**Extracts from a graphics dataset:**
- - - -

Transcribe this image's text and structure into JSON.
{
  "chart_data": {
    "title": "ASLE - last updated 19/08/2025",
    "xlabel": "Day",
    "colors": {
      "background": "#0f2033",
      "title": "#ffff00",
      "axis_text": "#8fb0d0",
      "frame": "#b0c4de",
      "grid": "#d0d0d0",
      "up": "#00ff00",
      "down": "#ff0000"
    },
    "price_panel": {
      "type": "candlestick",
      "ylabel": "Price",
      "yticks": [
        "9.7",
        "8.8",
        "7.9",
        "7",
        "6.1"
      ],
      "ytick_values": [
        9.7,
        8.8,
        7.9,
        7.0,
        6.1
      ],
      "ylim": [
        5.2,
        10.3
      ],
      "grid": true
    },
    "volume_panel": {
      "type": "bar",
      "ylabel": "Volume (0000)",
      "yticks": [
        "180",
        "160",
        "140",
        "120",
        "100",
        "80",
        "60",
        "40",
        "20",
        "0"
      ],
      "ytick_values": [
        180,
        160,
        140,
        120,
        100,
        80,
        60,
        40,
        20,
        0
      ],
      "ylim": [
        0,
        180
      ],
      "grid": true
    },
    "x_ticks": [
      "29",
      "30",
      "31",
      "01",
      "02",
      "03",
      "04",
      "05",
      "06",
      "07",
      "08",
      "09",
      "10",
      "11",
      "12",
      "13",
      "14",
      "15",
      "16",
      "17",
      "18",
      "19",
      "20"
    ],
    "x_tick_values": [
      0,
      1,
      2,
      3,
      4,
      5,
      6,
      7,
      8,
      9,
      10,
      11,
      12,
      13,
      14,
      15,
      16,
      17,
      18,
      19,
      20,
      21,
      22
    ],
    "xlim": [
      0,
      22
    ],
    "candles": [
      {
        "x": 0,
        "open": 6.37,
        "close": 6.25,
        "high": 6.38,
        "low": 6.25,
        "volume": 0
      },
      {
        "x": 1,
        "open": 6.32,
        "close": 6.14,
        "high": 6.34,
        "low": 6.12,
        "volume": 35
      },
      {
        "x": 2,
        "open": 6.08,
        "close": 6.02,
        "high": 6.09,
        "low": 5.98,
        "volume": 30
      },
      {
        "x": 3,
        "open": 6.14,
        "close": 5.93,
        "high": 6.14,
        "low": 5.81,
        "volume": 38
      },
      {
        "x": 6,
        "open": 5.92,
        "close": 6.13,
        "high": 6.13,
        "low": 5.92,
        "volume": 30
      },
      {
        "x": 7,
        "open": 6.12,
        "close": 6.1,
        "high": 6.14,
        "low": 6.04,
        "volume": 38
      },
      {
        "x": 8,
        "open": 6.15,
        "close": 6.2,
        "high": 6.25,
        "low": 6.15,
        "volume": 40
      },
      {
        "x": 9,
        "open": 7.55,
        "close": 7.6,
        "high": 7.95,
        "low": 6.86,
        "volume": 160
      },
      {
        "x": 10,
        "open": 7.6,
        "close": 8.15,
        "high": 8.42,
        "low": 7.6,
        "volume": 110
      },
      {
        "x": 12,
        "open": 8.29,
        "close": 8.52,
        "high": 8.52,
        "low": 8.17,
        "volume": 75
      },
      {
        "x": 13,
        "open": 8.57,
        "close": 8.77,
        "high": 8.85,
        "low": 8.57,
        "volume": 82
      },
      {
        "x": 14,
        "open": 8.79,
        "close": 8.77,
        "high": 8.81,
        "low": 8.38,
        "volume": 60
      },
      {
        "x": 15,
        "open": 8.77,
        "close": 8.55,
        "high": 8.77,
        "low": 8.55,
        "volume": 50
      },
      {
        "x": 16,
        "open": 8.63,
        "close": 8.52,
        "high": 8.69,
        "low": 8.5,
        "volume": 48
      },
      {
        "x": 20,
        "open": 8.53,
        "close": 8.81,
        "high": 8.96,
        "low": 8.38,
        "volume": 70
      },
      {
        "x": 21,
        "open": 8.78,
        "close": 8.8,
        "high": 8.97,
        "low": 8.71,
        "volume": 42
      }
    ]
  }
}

- - - -

**To do:** Can you give every line above again, exactly as written?

**Result of the exercise:**
Transcribe this image's text and structure into JSON.
{
  "chart_data": {
    "title": "ASLE - last updated 19/08/2025",
    "xlabel": "Day",
    "colors": {
      "background": "#0f2033",
      "title": "#ffff00",
      "axis_text": "#8fb0d0",
      "frame": "#b0c4de",
      "grid": "#d0d0d0",
      "up": "#00ff00",
      "down": "#ff0000"
    },
    "price_panel": {
      "type": "candlestick",
      "ylabel": "Price",
      "yticks": [
        "9.7",
        "8.8",
        "7.9",
        "7",
        "6.1"
      ],
      "ytick_values": [
        9.7,
        8.8,
        7.9,
        7.0,
        6.1
      ],
      "ylim": [
        5.2,
        10.3
      ],
      "grid": true
    },
    "volume_panel": {
      "type": "bar",
      "ylabel": "Volume (0000)",
      "yticks": [
        "180",
        "160",
        "140",
        "120",
        "100",
        "80",
        "60",
        "40",
        "20",
        "0"
      ],
      "ytick_values": [
        180,
        160,
        140,
        120,
        100,
        80,
        60,
        40,
        20,
        0
      ],
      "ylim": [
        0,
        180
      ],
      "grid": true
    },
    "x_ticks": [
      "29",
      "30",
      "31",
      "01",
      "02",
      "03",
      "04",
      "05",
      "06",
      "07",
      "08",
      "09",
      "10",
      "11",
      "12",
      "13",
      "14",
      "15",
      "16",
      "17",
      "18",
      "19",
      "20"
    ],
    "x_tick_values": [
      0,
      1,
      2,
      3,
      4,
      5,
      6,
      7,
      8,
      9,
      10,
      11,
      12,
      13,
      14,
      15,
      16,
      17,
      18,
      19,
      20,
      21,
      22
    ],
    "xlim": [
      0,
      22
    ],
    "candles": [
      {
        "x": 0,
        "open": 6.37,
        "close": 6.25,
        "high": 6.38,
        "low": 6.25,
        "volume": 0
      },
      {
        "x": 1,
        "open": 6.32,
        "close": 6.14,
        "high": 6.34,
        "low": 6.12,
        "volume": 35
      },
      {
        "x": 2,
        "open": 6.08,
        "close": 6.02,
        "high": 6.09,
        "low": 5.98,
        "volume": 30
      },
      {
        "x": 3,
        "open": 6.14,
        "close": 5.93,
        "high": 6.14,
        "low": 5.81,
        "volume": 38
      },
      {
        "x": 6,
        "open": 5.92,
        "close": 6.13,
        "high": 6.13,
        "low": 5.92,
        "volume": 30
      },
      {
        "x": 7,
        "open": 6.12,
        "close": 6.1,
        "high": 6.14,
        "low": 6.04,
        "volume": 38
      },
      {
        "x": 8,
        "open": 6.15,
        "close": 6.2,
        "high": 6.25,
        "low": 6.15,
        "volume": 40
      },
      {
        "x": 9,
        "open": 7.55,
        "close": 7.6,
        "high": 7.95,
        "low": 6.86,
        "volume": 160
      },
      {
        "x": 10,
        "open": 7.6,
        "close": 8.15,
        "high": 8.42,
        "low": 7.6,
        "volume": 110
      },
      {
        "x": 12,
        "open": 8.29,
        "close": 8.52,
        "high": 8.52,
        "low": 8.17,
        "volume": 75
      },
      {
        "x": 13,
        "open": 8.57,
        "close": 8.77,
        "high": 8.85,
        "low": 8.57,
        "volume": 82
      },
      {
        "x": 14,
        "open": 8.79,
        "close": 8.77,
        "high": 8.81,
        "low": 8.38,
        "volume": 60
      },
      {
        "x": 15,
        "open": 8.77,
        "close": 8.55,
        "high": 8.77,
        "low": 8.55,
        "volume": 50
      },
      {
        "x": 16,
        "open": 8.63,
        "close": 8.52,
        "high": 8.69,
        "low": 8.5,
        "volume": 48
      },
      {
        "x": 20,
        "open": 8.53,
        "close": 8.81,
        "high": 8.96,
        "low": 8.38,
        "volume": 70
      },
      {
        "x": 21,
        "open": 8.78,
        "close": 8.8,
        "high": 8.97,
        "low": 8.71,
        "volume": 42
      }
    ]
  }
}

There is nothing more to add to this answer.